:: Data extract ::

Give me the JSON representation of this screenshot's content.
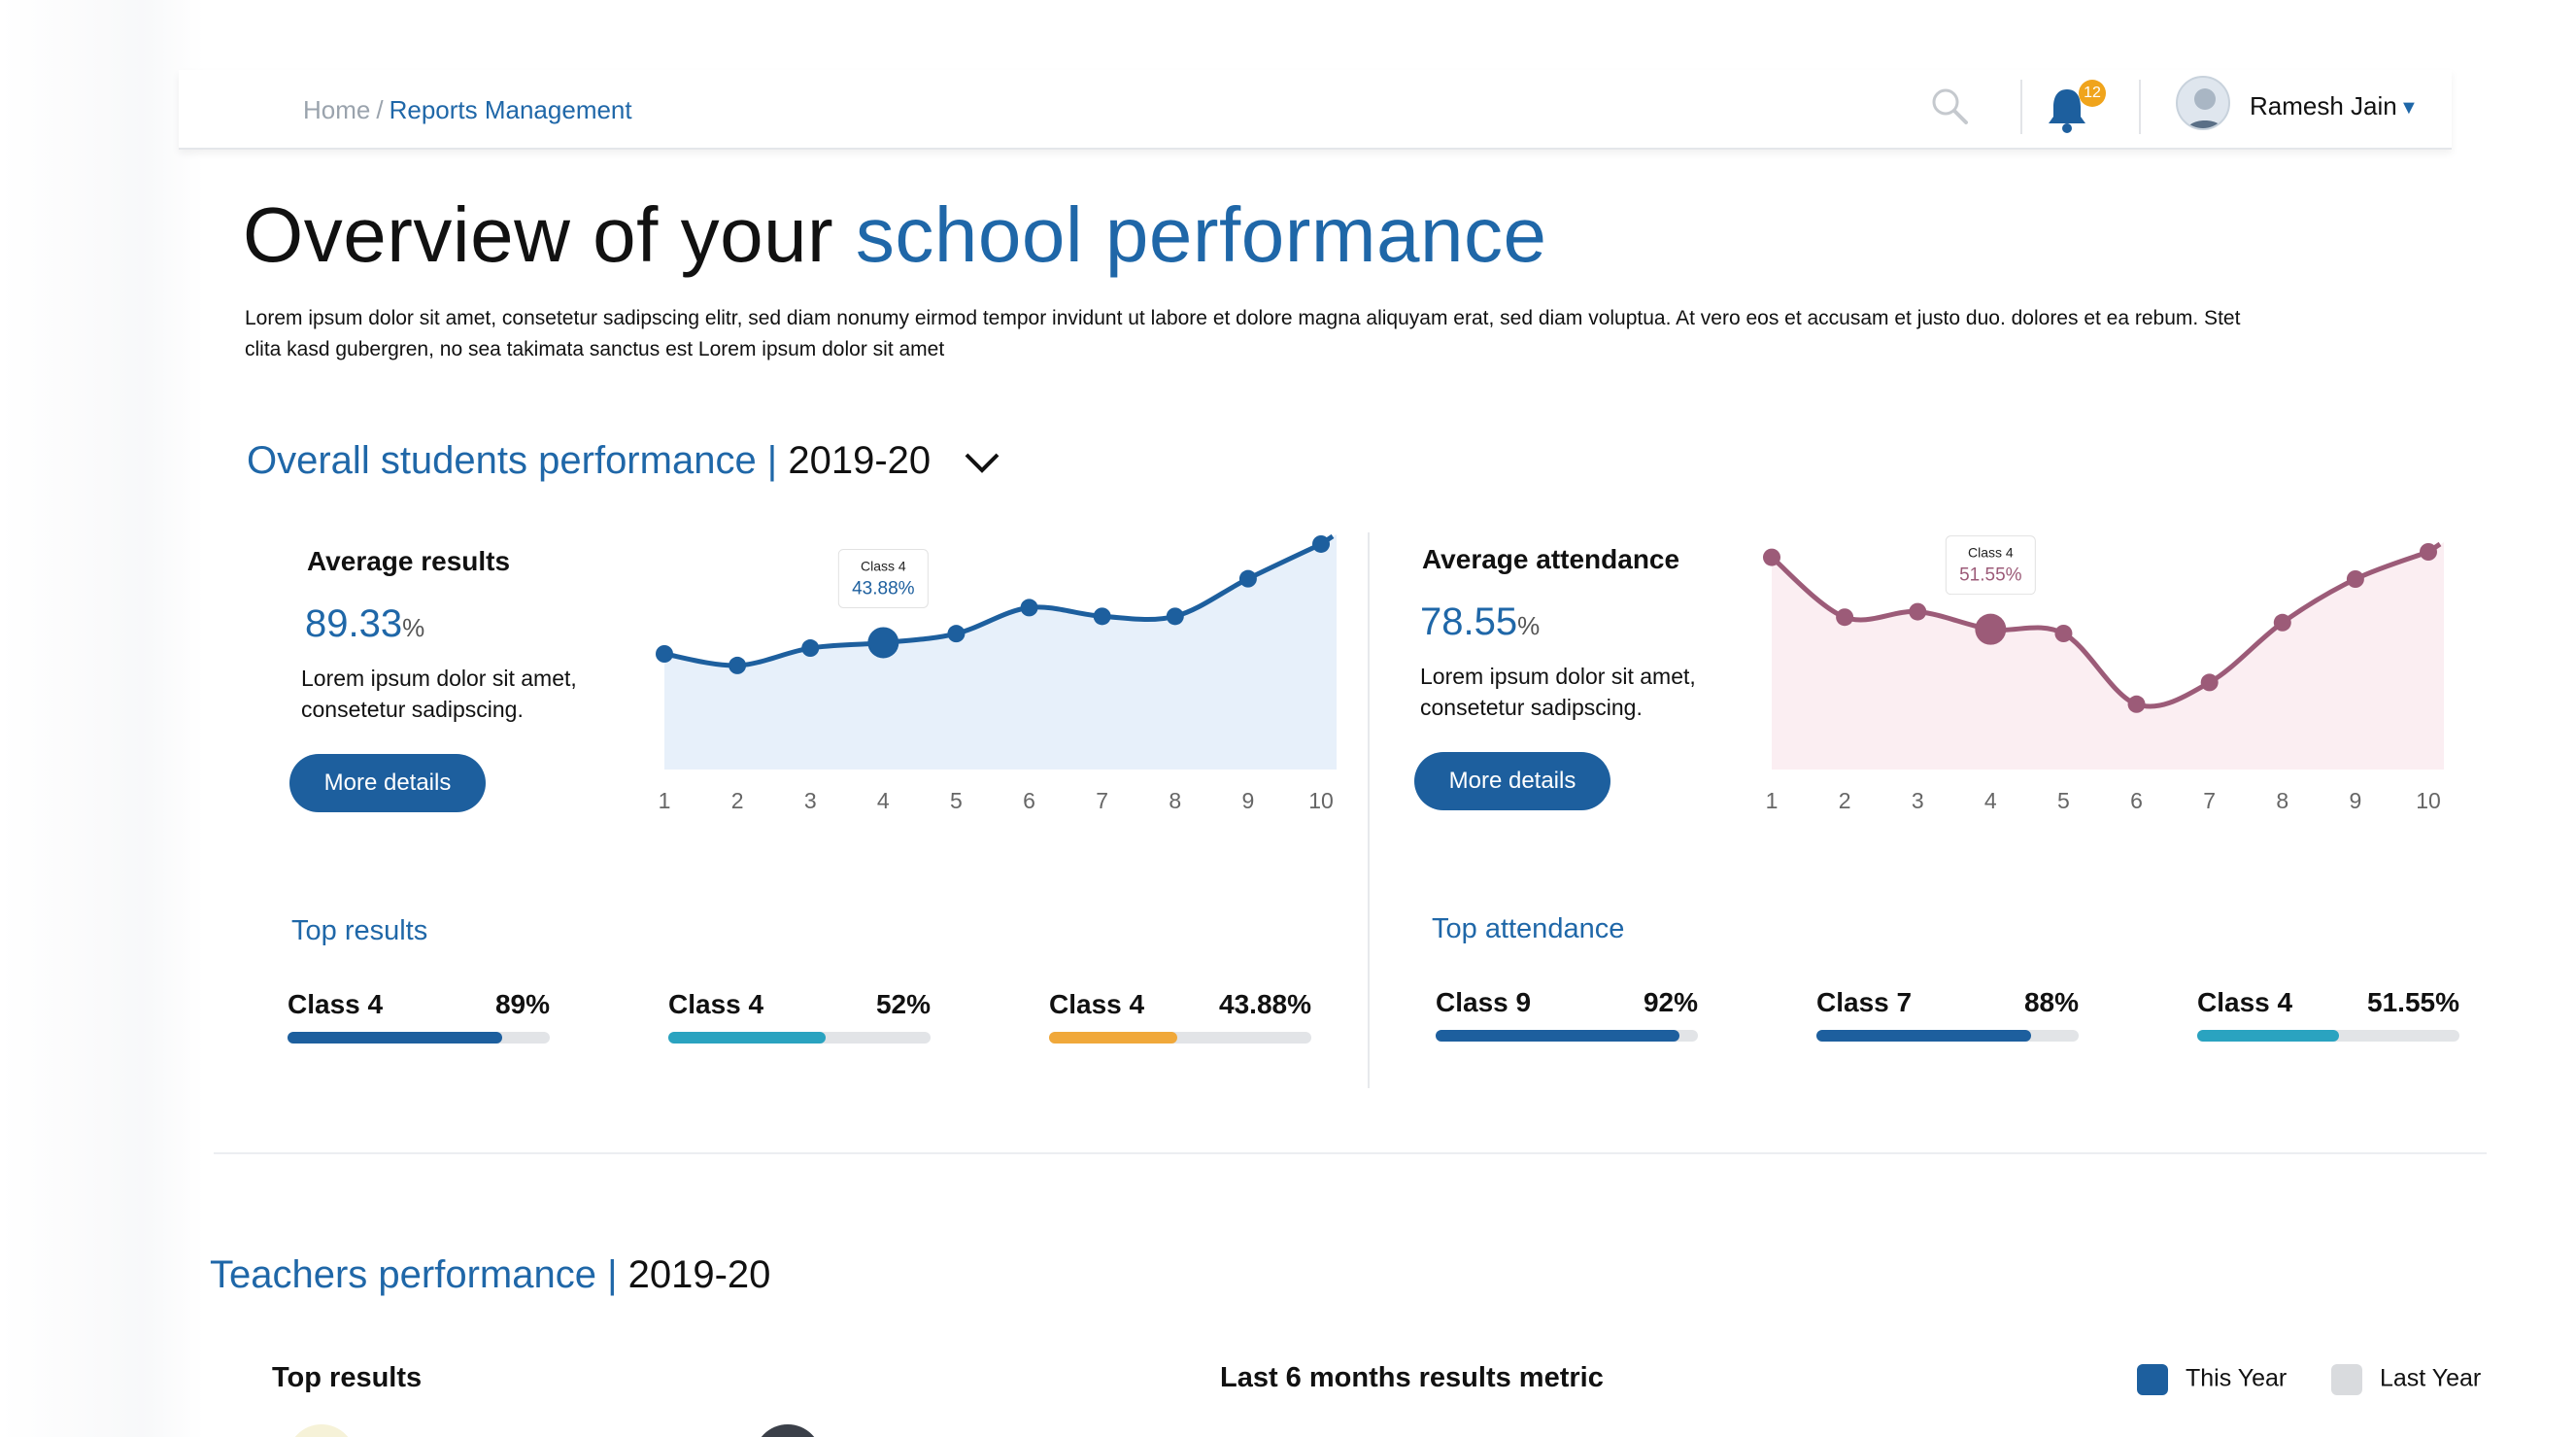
{
  "breadcrumb": {
    "home": "Home",
    "separator": "/",
    "current": "Reports Management"
  },
  "header": {
    "notifications_count": "12",
    "user_name": "Ramesh Jain"
  },
  "page": {
    "title_plain": "Overview of your ",
    "title_accent": "school performance",
    "intro": "Lorem ipsum dolor sit amet, consetetur sadipscing elitr, sed diam nonumy eirmod tempor invidunt ut labore et dolore magna aliquyam erat, sed diam voluptua. At vero eos et accusam et justo duo. dolores et ea rebum. Stet clita kasd gubergren, no sea takimata sanctus est Lorem ipsum dolor sit amet"
  },
  "students": {
    "heading": "Overall students performance |",
    "year": "2019-20",
    "results": {
      "title": "Average results",
      "value": "89.33",
      "unit": "%",
      "description": "Lorem ipsum dolor sit amet, consetetur sadipscing.",
      "button": "More details"
    },
    "attendance": {
      "title": "Average attendance",
      "value": "78.55",
      "unit": "%",
      "description": "Lorem ipsum dolor sit amet, consetetur sadipscing.",
      "button": "More details"
    },
    "top_results": {
      "heading": "Top results",
      "items": [
        {
          "name": "Class 4",
          "value": "89%",
          "fraction": 0.82,
          "color": "#1d5f9e"
        },
        {
          "name": "Class 4",
          "value": "52%",
          "fraction": 0.6,
          "color": "#2aa3c0"
        },
        {
          "name": "Class 4",
          "value": "43.88%",
          "fraction": 0.49,
          "color": "#f0a83a"
        }
      ]
    },
    "top_attendance": {
      "heading": "Top attendance",
      "items": [
        {
          "name": "Class 9",
          "value": "92%",
          "fraction": 0.93,
          "color": "#1d5f9e"
        },
        {
          "name": "Class 7",
          "value": "88%",
          "fraction": 0.82,
          "color": "#1d5f9e"
        },
        {
          "name": "Class 4",
          "value": "51.55%",
          "fraction": 0.54,
          "color": "#2aa3c0"
        }
      ]
    }
  },
  "teachers": {
    "heading": "Teachers performance |",
    "year": "2019-20",
    "top_results": "Top results",
    "metric_title": "Last 6 months results metric",
    "legend": [
      {
        "label": "This Year",
        "color": "#1d5f9e"
      },
      {
        "label": "Last Year",
        "color": "#d9dbde"
      }
    ]
  },
  "colors": {
    "accent": "#1f67a8",
    "results_line": "#1d5f9e",
    "attendance_line": "#9c5b78"
  },
  "chart_data": [
    {
      "type": "area",
      "title": "Average results",
      "x": [
        1,
        2,
        3,
        4,
        5,
        6,
        7,
        8,
        9,
        10
      ],
      "series": [
        {
          "values": [
            40,
            36,
            42,
            43.88,
            47,
            56,
            53,
            53,
            66,
            78
          ]
        }
      ],
      "ylim": [
        0,
        80
      ],
      "tooltip": {
        "x": 4,
        "label": "Class 4",
        "value": "43.88%"
      }
    },
    {
      "type": "area",
      "title": "Average attendance",
      "x": [
        1,
        2,
        3,
        4,
        5,
        6,
        7,
        8,
        9,
        10
      ],
      "series": [
        {
          "values": [
            78,
            56,
            58,
            51.55,
            50,
            24,
            32,
            54,
            70,
            80
          ]
        }
      ],
      "ylim": [
        0,
        85
      ],
      "tooltip": {
        "x": 4,
        "label": "Class 4",
        "value": "51.55%"
      }
    }
  ]
}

:::

> Task to carry out: Reproduce each line of the records exactly, and omit every picture.

> Exercise result:
Give me the JSON representation of this screenshot's content.
{
  "breadcrumb": {
    "home": "Home",
    "separator": "/",
    "current": "Reports Management"
  },
  "header": {
    "notifications_count": "12",
    "user_name": "Ramesh Jain"
  },
  "page": {
    "title_plain": "Overview of your ",
    "title_accent": "school performance",
    "intro": "Lorem ipsum dolor sit amet, consetetur sadipscing elitr, sed diam nonumy eirmod tempor invidunt ut labore et dolore magna aliquyam erat, sed diam voluptua. At vero eos et accusam et justo duo. dolores et ea rebum. Stet clita kasd gubergren, no sea takimata sanctus est Lorem ipsum dolor sit amet"
  },
  "students": {
    "heading": "Overall students performance |",
    "year": "2019-20",
    "results": {
      "title": "Average results",
      "value": "89.33",
      "unit": "%",
      "description": "Lorem ipsum dolor sit amet, consetetur sadipscing.",
      "button": "More details"
    },
    "attendance": {
      "title": "Average attendance",
      "value": "78.55",
      "unit": "%",
      "description": "Lorem ipsum dolor sit amet, consetetur sadipscing.",
      "button": "More details"
    },
    "top_results": {
      "heading": "Top results",
      "items": [
        {
          "name": "Class 4",
          "value": "89%",
          "fraction": 0.82,
          "color": "#1d5f9e"
        },
        {
          "name": "Class 4",
          "value": "52%",
          "fraction": 0.6,
          "color": "#2aa3c0"
        },
        {
          "name": "Class 4",
          "value": "43.88%",
          "fraction": 0.49,
          "color": "#f0a83a"
        }
      ]
    },
    "top_attendance": {
      "heading": "Top attendance",
      "items": [
        {
          "name": "Class 9",
          "value": "92%",
          "fraction": 0.93,
          "color": "#1d5f9e"
        },
        {
          "name": "Class 7",
          "value": "88%",
          "fraction": 0.82,
          "color": "#1d5f9e"
        },
        {
          "name": "Class 4",
          "value": "51.55%",
          "fraction": 0.54,
          "color": "#2aa3c0"
        }
      ]
    }
  },
  "teachers": {
    "heading": "Teachers performance |",
    "year": "2019-20",
    "top_results": "Top results",
    "metric_title": "Last 6 months results metric",
    "legend": [
      {
        "label": "This Year",
        "color": "#1d5f9e"
      },
      {
        "label": "Last Year",
        "color": "#d9dbde"
      }
    ]
  },
  "colors": {
    "accent": "#1f67a8",
    "results_line": "#1d5f9e",
    "attendance_line": "#9c5b78"
  },
  "chart_data": [
    {
      "type": "area",
      "title": "Average results",
      "x": [
        1,
        2,
        3,
        4,
        5,
        6,
        7,
        8,
        9,
        10
      ],
      "series": [
        {
          "values": [
            40,
            36,
            42,
            43.88,
            47,
            56,
            53,
            53,
            66,
            78
          ]
        }
      ],
      "ylim": [
        0,
        80
      ],
      "tooltip": {
        "x": 4,
        "label": "Class 4",
        "value": "43.88%"
      }
    },
    {
      "type": "area",
      "title": "Average attendance",
      "x": [
        1,
        2,
        3,
        4,
        5,
        6,
        7,
        8,
        9,
        10
      ],
      "series": [
        {
          "values": [
            78,
            56,
            58,
            51.55,
            50,
            24,
            32,
            54,
            70,
            80
          ]
        }
      ],
      "ylim": [
        0,
        85
      ],
      "tooltip": {
        "x": 4,
        "label": "Class 4",
        "value": "51.55%"
      }
    }
  ]
}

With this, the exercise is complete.